Given records
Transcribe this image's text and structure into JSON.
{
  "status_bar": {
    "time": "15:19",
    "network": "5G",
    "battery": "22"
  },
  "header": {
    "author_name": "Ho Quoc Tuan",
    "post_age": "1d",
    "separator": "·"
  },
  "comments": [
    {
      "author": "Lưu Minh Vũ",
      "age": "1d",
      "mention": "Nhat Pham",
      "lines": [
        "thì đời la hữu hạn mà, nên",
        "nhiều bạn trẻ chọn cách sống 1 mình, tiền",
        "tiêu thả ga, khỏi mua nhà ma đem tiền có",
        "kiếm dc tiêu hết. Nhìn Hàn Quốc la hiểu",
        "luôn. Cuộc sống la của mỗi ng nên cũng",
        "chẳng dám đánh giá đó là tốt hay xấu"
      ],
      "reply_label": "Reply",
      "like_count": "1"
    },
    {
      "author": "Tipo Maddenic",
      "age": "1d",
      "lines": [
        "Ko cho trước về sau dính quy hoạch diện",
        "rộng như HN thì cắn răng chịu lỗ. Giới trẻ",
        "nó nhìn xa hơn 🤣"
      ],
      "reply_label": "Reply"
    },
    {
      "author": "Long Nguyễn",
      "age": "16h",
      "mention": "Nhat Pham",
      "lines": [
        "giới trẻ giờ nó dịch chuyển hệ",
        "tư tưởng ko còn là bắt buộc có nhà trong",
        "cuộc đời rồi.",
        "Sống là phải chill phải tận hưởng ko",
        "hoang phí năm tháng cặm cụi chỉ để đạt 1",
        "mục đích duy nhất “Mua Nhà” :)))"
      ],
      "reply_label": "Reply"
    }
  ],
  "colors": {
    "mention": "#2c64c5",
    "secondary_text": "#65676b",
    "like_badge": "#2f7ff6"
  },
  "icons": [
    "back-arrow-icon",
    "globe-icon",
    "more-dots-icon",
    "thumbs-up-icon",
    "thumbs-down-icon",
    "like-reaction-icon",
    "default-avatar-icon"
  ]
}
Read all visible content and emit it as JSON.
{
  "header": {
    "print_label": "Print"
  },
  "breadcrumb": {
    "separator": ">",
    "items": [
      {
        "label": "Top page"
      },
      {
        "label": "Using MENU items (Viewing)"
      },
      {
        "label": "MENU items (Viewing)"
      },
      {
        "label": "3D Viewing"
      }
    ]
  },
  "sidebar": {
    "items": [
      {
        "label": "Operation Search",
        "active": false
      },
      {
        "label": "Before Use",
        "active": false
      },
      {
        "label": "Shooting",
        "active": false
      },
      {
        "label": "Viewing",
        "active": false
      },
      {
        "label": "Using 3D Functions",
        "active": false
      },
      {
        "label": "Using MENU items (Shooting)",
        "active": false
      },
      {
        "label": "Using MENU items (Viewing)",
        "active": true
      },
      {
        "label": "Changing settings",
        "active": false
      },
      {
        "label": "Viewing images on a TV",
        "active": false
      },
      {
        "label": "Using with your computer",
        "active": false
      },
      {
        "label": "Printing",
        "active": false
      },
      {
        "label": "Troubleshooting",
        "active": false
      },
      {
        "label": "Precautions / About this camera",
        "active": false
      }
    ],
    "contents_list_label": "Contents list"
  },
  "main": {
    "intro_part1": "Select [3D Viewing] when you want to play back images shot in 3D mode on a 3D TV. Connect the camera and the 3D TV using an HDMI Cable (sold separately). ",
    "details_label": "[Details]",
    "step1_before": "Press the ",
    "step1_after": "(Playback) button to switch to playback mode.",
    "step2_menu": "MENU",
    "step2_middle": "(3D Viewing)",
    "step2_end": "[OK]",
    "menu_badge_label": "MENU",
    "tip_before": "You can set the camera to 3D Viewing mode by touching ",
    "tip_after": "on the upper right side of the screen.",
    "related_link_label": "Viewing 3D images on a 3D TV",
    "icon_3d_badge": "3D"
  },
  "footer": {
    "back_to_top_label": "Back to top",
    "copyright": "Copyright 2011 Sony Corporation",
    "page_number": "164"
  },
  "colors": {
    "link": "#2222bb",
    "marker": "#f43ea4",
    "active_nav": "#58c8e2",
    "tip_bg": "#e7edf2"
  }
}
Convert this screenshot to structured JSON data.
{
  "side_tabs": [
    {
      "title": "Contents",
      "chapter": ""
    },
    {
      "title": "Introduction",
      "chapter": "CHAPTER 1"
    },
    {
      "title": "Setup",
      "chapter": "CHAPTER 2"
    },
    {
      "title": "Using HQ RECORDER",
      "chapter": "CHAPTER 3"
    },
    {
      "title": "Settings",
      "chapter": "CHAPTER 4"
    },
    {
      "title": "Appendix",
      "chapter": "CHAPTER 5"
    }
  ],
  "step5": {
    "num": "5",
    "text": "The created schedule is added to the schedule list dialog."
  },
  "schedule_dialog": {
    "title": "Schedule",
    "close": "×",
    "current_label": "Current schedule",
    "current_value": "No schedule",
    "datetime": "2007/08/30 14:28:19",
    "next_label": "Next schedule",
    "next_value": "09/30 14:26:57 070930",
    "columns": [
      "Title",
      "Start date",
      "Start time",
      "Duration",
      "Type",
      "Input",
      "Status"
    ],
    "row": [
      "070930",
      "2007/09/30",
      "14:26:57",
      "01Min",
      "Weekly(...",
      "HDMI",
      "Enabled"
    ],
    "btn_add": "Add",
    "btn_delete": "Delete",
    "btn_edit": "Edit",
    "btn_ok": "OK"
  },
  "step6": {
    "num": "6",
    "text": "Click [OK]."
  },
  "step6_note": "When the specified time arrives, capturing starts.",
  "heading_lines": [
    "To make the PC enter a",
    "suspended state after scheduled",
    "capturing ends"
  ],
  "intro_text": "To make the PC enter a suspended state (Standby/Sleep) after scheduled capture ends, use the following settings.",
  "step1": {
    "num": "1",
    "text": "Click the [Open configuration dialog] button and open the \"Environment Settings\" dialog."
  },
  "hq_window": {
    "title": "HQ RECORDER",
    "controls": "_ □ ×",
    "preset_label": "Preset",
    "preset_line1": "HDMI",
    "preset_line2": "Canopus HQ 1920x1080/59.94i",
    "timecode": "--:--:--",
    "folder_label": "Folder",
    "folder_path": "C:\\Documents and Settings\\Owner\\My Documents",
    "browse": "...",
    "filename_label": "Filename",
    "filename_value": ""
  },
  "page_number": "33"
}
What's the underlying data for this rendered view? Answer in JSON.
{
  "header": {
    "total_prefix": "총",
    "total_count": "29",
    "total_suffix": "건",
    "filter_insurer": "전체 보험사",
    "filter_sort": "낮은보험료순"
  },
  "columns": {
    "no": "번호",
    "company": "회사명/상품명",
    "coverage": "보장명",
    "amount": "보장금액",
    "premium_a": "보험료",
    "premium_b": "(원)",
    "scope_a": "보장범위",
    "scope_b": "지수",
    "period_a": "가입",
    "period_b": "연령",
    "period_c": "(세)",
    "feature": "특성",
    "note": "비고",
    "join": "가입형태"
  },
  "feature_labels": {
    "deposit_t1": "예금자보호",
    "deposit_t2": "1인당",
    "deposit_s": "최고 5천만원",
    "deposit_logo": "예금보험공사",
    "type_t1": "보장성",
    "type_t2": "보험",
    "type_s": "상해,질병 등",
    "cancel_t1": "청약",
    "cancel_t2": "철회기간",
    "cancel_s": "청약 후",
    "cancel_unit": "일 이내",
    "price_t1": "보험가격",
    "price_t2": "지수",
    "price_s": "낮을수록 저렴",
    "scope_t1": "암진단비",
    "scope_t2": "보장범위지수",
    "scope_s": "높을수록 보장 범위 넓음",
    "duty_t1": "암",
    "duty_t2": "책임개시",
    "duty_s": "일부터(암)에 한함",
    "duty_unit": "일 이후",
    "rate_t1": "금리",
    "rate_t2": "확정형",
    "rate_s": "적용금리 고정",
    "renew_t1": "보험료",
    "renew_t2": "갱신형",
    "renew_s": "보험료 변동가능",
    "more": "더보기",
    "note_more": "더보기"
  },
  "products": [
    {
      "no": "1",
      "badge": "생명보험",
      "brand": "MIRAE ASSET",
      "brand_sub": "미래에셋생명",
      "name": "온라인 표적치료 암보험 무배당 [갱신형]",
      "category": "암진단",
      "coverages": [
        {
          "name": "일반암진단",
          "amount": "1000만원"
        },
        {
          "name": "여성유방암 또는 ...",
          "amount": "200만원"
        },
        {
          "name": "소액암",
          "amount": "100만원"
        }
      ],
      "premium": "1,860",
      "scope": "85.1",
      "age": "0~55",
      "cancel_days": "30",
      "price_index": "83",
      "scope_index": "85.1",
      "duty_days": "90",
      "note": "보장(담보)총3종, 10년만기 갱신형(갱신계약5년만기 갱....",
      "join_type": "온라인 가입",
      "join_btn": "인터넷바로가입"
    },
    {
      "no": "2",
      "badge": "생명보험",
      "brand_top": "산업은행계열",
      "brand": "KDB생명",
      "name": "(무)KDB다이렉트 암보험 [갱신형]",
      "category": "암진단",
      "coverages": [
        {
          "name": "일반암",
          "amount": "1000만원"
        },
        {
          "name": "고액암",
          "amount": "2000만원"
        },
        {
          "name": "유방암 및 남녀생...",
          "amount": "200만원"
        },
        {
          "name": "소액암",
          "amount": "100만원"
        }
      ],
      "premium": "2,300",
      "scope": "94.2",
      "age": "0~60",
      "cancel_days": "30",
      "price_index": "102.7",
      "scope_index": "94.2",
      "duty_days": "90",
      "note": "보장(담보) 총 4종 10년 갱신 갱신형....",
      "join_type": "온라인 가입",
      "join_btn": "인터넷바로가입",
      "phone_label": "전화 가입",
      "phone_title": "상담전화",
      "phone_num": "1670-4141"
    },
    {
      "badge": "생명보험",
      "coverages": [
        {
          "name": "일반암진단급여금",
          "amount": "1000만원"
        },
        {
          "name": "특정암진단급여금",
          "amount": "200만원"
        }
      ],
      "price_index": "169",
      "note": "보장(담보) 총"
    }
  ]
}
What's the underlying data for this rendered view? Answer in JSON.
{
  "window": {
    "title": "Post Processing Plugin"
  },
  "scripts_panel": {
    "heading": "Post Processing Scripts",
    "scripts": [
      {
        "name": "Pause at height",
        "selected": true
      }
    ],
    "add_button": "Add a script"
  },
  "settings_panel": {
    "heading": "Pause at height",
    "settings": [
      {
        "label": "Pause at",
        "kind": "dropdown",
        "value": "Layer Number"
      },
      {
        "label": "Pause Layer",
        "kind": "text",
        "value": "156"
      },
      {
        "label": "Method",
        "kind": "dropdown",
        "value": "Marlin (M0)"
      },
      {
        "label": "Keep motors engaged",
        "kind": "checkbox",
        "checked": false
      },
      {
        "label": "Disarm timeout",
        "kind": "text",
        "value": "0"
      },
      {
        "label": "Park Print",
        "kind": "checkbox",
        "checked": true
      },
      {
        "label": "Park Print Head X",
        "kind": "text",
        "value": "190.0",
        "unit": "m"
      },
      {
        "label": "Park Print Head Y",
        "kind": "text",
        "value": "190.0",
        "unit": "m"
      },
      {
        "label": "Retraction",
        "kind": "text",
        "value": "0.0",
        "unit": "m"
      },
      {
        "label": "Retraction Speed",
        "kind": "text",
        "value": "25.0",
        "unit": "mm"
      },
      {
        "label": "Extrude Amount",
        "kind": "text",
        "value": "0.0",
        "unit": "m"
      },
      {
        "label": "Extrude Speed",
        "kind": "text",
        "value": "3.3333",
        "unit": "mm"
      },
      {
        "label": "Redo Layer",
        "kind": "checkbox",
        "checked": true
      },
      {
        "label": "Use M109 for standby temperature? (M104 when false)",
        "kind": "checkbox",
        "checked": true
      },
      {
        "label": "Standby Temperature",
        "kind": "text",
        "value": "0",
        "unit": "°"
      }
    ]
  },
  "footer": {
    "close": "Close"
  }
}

Given request
Check each line of the data above for the string "tiền" and report only how many lines have it.

Finished answer
2